▶ _MATERIAL TO PROCESS_:
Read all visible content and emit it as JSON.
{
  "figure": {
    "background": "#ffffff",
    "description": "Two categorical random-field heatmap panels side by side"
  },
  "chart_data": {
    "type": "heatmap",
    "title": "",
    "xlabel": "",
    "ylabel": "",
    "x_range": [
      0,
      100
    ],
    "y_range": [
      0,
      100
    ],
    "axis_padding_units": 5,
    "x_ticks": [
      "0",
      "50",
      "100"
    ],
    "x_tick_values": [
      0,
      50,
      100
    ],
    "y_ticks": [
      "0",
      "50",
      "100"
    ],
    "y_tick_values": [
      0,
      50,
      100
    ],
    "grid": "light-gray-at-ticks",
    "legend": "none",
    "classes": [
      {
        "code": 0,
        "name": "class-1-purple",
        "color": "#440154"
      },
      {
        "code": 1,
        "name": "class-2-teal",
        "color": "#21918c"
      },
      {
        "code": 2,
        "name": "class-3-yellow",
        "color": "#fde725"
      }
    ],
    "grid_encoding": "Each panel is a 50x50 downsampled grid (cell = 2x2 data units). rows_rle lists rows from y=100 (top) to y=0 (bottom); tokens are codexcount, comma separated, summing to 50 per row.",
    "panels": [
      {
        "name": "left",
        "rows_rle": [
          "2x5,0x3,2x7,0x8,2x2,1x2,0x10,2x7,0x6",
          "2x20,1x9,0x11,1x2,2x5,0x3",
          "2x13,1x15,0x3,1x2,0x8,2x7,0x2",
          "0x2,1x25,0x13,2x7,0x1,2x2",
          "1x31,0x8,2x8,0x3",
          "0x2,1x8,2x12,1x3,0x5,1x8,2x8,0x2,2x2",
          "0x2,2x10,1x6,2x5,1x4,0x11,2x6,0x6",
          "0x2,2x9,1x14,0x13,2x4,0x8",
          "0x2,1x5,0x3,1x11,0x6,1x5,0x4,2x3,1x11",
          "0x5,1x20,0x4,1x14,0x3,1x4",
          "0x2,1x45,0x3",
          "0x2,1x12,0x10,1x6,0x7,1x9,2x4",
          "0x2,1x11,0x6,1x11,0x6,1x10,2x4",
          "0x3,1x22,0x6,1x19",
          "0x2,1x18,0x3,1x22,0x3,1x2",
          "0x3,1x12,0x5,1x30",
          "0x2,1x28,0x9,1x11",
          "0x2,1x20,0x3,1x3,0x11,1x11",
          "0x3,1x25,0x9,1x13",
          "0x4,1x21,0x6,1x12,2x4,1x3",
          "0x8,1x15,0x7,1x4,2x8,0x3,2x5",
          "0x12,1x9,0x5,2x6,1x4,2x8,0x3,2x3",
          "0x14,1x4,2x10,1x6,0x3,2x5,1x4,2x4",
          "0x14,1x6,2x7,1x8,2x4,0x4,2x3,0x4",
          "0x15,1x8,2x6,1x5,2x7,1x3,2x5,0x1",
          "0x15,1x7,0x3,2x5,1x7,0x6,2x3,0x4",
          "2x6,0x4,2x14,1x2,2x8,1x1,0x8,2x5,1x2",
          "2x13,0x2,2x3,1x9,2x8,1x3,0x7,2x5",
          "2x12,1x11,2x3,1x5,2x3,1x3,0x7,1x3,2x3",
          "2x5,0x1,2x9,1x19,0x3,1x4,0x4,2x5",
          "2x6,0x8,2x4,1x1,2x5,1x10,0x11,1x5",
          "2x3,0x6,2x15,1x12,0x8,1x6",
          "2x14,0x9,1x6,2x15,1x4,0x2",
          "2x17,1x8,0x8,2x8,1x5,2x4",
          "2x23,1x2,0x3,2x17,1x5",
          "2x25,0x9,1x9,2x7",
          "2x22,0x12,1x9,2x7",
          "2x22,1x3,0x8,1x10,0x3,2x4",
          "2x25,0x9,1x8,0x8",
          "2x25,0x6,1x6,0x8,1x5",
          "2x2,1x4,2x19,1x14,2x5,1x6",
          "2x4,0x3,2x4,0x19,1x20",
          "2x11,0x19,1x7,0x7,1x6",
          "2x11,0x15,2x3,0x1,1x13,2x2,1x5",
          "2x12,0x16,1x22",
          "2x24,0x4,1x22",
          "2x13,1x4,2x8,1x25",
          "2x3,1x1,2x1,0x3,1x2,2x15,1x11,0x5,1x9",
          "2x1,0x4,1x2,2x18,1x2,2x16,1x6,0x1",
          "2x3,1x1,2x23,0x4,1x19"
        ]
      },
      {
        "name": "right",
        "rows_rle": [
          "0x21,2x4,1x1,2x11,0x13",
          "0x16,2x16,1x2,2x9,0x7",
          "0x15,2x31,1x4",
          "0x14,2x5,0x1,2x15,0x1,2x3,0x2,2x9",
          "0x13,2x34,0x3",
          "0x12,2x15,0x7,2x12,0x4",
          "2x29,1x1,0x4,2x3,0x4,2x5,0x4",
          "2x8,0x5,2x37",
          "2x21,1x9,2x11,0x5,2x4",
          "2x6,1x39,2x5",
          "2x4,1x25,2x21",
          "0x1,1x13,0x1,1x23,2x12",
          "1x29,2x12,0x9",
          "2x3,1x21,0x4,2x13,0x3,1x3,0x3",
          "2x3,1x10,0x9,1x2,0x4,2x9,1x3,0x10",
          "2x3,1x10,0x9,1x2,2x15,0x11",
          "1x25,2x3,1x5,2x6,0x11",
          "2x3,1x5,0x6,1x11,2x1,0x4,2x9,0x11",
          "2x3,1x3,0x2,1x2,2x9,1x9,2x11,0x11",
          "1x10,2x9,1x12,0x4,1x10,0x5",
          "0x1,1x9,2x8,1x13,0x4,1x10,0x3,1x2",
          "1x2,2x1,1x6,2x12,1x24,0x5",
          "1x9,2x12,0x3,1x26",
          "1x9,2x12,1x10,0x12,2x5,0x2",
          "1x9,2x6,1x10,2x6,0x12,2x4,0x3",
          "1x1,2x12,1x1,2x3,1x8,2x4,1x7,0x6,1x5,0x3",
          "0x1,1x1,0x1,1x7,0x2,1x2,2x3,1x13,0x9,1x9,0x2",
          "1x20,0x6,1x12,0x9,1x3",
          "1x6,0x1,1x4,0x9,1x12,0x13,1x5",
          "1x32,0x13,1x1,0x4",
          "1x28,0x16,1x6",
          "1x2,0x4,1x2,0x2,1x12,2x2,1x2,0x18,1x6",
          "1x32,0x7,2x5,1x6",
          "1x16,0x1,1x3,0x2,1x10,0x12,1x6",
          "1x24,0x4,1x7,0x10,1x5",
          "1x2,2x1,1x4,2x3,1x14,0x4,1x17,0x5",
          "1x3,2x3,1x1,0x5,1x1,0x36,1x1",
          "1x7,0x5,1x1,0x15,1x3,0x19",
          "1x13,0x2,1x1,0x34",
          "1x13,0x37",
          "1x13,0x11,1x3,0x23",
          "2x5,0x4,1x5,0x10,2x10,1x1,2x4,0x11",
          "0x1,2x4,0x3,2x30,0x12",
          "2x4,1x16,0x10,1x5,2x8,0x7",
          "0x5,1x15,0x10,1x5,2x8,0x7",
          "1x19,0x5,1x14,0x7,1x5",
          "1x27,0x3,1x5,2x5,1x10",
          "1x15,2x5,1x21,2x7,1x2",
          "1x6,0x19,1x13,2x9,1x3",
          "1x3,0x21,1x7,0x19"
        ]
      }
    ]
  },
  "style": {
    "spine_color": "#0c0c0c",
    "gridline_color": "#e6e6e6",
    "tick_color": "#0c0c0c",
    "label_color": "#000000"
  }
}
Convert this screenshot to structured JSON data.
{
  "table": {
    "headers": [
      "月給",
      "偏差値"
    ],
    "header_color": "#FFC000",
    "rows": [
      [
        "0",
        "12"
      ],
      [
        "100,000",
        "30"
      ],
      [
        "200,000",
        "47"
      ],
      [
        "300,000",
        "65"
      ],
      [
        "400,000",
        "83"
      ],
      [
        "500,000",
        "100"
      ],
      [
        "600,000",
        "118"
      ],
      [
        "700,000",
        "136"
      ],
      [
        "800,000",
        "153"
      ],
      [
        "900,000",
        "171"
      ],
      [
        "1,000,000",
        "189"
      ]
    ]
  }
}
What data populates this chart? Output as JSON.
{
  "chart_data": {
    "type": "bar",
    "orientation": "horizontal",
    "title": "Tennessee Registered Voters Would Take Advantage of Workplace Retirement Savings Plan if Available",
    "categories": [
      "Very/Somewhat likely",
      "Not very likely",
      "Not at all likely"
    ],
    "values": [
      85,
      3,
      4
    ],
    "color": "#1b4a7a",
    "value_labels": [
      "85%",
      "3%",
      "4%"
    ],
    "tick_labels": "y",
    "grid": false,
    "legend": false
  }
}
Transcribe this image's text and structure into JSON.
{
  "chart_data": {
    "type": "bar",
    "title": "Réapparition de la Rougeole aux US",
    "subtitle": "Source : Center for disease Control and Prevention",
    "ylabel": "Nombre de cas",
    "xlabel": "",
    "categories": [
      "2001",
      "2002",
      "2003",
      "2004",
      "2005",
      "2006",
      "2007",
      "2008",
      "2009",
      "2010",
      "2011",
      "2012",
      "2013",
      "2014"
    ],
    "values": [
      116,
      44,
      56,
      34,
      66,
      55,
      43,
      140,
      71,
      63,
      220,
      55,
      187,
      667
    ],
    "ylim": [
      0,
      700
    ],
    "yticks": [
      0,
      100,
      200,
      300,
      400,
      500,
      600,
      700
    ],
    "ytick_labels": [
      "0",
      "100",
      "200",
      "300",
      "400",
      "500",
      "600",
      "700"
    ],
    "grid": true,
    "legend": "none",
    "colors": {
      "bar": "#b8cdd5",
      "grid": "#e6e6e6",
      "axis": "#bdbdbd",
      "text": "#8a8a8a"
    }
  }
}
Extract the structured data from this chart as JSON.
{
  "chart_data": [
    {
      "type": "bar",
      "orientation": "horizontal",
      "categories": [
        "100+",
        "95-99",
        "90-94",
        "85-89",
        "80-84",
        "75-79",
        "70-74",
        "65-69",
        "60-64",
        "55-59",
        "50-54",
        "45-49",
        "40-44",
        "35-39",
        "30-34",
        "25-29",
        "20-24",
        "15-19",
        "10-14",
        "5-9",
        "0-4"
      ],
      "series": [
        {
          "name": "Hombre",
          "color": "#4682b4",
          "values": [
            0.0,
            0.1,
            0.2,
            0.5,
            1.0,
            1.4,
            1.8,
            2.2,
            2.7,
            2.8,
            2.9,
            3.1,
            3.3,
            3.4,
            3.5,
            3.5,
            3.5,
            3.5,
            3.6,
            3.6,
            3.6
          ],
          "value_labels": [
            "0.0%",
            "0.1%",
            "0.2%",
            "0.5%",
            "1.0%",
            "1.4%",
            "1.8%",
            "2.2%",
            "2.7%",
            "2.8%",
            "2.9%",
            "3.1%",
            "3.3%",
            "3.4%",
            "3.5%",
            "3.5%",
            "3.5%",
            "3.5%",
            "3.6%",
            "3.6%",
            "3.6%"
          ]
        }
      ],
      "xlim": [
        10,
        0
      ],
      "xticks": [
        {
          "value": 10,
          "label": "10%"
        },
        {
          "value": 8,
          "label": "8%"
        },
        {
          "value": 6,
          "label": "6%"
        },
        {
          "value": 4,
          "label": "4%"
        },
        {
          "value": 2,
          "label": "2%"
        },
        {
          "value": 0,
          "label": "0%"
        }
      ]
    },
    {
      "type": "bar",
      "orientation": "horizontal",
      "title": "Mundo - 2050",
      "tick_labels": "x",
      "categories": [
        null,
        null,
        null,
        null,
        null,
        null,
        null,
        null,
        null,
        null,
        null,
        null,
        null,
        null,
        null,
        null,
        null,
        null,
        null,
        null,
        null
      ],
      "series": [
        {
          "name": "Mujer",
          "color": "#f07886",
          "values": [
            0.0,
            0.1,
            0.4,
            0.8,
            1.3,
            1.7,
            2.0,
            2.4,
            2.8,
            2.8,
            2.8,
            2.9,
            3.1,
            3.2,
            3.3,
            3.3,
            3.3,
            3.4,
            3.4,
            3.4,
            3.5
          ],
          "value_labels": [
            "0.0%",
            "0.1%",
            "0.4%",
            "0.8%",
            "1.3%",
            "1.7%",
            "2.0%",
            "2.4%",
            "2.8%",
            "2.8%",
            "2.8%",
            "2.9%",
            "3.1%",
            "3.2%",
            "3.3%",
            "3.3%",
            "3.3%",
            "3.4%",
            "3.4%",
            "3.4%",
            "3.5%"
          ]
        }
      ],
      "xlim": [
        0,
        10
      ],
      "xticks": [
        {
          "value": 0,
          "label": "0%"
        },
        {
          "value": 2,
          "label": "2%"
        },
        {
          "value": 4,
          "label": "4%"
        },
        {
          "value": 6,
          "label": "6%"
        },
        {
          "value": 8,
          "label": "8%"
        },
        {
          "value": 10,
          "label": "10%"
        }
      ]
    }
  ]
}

▶ _WHAT YOU ARE ASKED TO DO_:
Read the entries and pick out all lines that include the word "likely".

▶ _EXPECTED ANSWER_:
      "Very/Somewhat likely",
      "Not very likely",
      "Not at all likely"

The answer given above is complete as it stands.